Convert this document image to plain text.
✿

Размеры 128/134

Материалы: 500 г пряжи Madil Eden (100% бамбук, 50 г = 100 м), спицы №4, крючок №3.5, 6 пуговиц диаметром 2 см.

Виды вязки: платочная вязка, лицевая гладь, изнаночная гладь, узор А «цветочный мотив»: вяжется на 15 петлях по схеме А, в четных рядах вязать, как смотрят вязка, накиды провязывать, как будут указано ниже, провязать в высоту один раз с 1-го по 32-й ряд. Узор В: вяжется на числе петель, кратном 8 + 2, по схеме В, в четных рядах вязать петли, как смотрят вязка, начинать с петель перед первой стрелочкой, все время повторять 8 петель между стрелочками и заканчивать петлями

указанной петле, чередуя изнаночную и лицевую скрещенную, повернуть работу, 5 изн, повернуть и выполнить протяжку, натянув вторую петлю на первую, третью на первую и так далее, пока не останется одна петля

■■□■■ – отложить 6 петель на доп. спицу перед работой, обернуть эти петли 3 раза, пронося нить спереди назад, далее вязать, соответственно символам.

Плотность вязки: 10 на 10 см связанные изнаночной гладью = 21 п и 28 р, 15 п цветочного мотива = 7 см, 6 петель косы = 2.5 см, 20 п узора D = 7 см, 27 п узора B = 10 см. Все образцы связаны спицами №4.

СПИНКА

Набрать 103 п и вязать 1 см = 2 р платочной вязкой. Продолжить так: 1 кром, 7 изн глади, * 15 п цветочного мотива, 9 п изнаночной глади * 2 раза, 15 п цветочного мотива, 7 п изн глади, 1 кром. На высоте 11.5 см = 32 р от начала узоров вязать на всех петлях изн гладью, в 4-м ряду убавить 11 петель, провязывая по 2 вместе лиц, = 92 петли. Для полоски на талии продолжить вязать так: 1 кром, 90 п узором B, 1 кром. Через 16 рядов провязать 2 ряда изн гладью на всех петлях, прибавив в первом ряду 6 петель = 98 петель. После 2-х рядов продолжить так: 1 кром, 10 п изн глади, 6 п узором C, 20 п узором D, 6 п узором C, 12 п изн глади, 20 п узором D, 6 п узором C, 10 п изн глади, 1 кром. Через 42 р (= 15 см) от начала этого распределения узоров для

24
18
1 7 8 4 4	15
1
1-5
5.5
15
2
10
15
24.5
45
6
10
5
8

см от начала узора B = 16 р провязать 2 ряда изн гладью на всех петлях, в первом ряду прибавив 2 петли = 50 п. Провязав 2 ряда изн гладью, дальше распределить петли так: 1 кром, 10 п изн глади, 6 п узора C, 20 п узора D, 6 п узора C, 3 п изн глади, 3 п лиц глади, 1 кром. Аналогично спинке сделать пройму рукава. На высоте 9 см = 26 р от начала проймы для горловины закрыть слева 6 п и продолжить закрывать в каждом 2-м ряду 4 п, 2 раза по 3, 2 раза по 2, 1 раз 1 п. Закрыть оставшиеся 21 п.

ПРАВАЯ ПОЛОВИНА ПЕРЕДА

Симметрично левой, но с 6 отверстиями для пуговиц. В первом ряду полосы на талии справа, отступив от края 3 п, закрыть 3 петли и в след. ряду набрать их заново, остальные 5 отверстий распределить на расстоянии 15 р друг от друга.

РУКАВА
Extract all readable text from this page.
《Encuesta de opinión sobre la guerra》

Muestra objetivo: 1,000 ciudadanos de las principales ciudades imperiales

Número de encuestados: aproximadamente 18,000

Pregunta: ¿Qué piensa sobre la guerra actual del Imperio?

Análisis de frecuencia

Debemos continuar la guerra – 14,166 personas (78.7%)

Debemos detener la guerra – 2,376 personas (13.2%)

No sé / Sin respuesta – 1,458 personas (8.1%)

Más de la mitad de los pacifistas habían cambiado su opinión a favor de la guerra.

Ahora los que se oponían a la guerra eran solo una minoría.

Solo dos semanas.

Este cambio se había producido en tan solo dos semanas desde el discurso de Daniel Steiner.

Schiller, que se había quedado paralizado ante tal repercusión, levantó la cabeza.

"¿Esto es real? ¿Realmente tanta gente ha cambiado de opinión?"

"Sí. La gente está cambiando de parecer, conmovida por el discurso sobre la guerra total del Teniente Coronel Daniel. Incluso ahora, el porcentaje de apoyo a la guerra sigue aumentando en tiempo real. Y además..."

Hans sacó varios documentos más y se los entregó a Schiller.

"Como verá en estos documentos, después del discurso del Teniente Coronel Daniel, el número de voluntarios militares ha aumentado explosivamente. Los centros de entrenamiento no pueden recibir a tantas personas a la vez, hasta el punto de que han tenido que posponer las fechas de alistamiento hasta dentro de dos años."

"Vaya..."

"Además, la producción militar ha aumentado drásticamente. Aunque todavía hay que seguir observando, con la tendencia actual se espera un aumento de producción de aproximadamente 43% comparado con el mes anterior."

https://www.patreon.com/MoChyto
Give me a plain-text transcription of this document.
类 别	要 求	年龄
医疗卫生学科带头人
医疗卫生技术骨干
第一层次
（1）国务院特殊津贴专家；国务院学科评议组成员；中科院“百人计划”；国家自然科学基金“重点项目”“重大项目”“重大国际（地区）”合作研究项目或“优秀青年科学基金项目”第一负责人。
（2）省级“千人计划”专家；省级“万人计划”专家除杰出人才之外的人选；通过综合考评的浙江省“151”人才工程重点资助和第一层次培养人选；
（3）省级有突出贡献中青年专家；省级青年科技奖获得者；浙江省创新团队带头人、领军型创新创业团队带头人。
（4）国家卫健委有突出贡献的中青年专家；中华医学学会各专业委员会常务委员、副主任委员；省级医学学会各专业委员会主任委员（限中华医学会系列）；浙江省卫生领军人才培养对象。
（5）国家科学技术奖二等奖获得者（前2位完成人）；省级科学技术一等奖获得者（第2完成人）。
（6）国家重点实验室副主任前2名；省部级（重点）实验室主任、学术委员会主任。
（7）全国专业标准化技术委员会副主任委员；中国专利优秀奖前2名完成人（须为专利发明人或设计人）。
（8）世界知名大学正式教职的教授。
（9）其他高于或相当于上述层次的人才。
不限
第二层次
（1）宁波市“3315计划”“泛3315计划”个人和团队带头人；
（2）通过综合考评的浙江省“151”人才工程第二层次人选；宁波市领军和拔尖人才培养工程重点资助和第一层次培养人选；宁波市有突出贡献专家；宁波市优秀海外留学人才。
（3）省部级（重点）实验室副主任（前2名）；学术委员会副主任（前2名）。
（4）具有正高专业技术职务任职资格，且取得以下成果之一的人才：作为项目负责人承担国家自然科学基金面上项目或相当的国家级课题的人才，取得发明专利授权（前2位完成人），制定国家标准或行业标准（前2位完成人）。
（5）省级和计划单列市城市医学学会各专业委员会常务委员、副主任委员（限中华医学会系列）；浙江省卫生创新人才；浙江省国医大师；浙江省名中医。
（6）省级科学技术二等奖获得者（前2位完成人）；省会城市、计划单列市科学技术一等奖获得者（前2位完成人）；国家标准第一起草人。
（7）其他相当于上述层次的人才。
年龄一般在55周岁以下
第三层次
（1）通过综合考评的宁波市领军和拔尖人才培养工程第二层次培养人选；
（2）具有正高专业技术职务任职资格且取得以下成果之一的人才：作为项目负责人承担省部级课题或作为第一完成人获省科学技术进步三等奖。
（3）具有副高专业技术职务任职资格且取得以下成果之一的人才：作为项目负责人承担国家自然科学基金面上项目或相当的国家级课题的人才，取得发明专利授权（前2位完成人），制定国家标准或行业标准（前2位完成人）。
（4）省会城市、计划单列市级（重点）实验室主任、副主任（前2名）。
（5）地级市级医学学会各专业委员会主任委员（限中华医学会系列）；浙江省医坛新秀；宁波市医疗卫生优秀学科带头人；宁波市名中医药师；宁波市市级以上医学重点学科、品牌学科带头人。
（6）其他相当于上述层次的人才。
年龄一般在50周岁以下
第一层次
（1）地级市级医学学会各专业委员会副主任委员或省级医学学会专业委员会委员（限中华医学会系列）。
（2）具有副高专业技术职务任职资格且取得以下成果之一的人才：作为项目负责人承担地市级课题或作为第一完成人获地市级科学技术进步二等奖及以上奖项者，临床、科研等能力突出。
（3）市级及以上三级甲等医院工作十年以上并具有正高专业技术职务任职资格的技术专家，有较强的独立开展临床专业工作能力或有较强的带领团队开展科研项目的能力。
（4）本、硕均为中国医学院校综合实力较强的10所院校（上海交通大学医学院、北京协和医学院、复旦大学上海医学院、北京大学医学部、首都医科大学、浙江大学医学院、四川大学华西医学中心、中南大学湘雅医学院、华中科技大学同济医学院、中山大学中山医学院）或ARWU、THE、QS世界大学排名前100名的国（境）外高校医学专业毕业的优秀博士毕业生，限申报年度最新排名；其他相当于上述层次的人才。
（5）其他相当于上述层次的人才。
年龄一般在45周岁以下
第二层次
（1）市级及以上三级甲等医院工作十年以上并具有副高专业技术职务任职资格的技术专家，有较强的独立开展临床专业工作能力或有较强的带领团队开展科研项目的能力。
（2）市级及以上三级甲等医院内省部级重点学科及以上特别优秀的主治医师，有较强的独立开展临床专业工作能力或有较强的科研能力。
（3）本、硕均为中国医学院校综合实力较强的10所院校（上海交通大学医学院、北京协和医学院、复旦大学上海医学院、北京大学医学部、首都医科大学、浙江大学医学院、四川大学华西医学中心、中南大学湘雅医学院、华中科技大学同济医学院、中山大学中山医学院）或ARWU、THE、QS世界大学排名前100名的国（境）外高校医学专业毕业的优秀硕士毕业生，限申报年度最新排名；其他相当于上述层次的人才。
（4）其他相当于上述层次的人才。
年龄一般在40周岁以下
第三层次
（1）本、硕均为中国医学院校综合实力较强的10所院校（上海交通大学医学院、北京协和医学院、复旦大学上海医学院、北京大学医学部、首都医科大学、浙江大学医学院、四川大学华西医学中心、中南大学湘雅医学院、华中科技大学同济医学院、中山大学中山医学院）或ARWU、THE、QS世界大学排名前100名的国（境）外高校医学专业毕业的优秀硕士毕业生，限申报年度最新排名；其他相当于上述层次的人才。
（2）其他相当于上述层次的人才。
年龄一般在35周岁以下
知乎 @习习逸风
=======
▸ **EXERCISE**
Of all the lines in the listing above, how many contain the word "cambiado"? Answer with the number alone.

▸ **RESPONSE TO THE TASK**
2